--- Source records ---

==============================

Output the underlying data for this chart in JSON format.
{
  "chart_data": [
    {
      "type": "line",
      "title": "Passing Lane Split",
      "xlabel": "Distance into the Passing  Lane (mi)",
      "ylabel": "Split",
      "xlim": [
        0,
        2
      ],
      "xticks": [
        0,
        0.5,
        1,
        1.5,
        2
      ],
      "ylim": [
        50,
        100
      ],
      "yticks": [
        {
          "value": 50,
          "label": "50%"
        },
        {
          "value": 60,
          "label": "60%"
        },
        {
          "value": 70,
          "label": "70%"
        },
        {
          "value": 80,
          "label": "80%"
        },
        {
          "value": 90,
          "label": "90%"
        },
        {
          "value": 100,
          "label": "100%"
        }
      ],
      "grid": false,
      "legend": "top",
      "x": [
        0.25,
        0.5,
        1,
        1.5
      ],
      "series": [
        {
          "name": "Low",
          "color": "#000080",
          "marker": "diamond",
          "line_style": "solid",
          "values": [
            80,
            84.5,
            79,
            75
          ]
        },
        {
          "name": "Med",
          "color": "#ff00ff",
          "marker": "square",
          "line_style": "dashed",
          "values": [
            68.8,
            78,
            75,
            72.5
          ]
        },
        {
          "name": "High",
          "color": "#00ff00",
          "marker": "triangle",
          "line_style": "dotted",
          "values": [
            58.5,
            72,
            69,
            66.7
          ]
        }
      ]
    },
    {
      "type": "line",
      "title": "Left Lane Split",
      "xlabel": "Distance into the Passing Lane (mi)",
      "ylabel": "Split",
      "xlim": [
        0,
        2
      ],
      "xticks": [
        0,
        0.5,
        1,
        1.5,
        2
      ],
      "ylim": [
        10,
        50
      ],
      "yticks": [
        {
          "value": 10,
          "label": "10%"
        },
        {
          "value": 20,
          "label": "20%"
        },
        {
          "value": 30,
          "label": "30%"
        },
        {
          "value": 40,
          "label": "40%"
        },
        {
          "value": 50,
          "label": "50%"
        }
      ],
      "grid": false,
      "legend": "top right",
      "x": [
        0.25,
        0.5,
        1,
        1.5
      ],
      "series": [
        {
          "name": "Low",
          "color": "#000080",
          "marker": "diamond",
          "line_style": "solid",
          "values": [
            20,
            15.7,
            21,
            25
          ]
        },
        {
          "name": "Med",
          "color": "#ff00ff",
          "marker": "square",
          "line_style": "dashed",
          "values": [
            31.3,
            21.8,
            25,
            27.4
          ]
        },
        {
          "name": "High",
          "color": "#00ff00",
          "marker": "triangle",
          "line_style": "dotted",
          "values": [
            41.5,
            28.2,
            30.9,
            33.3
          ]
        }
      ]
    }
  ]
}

==============================

Repeat the lines above exactly.

--- Result ---
Output the underlying data for this chart in JSON format.
{
  "chart_data": [
    {
      "type": "line",
      "title": "Passing Lane Split",
      "xlabel": "Distance into the Passing  Lane (mi)",
      "ylabel": "Split",
      "xlim": [
        0,
        2
      ],
      "xticks": [
        0,
        0.5,
        1,
        1.5,
        2
      ],
      "ylim": [
        50,
        100
      ],
      "yticks": [
        {
          "value": 50,
          "label": "50%"
        },
        {
          "value": 60,
          "label": "60%"
        },
        {
          "value": 70,
          "label": "70%"
        },
        {
          "value": 80,
          "label": "80%"
        },
        {
          "value": 90,
          "label": "90%"
        },
        {
          "value": 100,
          "label": "100%"
        }
      ],
      "grid": false,
      "legend": "top",
      "x": [
        0.25,
        0.5,
        1,
        1.5
      ],
      "series": [
        {
          "name": "Low",
          "color": "#000080",
          "marker": "diamond",
          "line_style": "solid",
          "values": [
            80,
            84.5,
            79,
            75
          ]
        },
        {
          "name": "Med",
          "color": "#ff00ff",
          "marker": "square",
          "line_style": "dashed",
          "values": [
            68.8,
            78,
            75,
            72.5
          ]
        },
        {
          "name": "High",
          "color": "#00ff00",
          "marker": "triangle",
          "line_style": "dotted",
          "values": [
            58.5,
            72,
            69,
            66.7
          ]
        }
      ]
    },
    {
      "type": "line",
      "title": "Left Lane Split",
      "xlabel": "Distance into the Passing Lane (mi)",
      "ylabel": "Split",
      "xlim": [
        0,
        2
      ],
      "xticks": [
        0,
        0.5,
        1,
        1.5,
        2
      ],
      "ylim": [
        10,
        50
      ],
      "yticks": [
        {
          "value": 10,
          "label": "10%"
        },
        {
          "value": 20,
          "label": "20%"
        },
        {
          "value": 30,
          "label": "30%"
        },
        {
          "value": 40,
          "label": "40%"
        },
        {
          "value": 50,
          "label": "50%"
        }
      ],
      "grid": false,
      "legend": "top right",
      "x": [
        0.25,
        0.5,
        1,
        1.5
      ],
      "series": [
        {
          "name": "Low",
          "color": "#000080",
          "marker": "diamond",
          "line_style": "solid",
          "values": [
            20,
            15.7,
            21,
            25
          ]
        },
        {
          "name": "Med",
          "color": "#ff00ff",
          "marker": "square",
          "line_style": "dashed",
          "values": [
            31.3,
            21.8,
            25,
            27.4
          ]
        },
        {
          "name": "High",
          "color": "#00ff00",
          "marker": "triangle",
          "line_style": "dotted",
          "values": [
            41.5,
            28.2,
            30.9,
            33.3
          ]
        }
      ]
    }
  ]
}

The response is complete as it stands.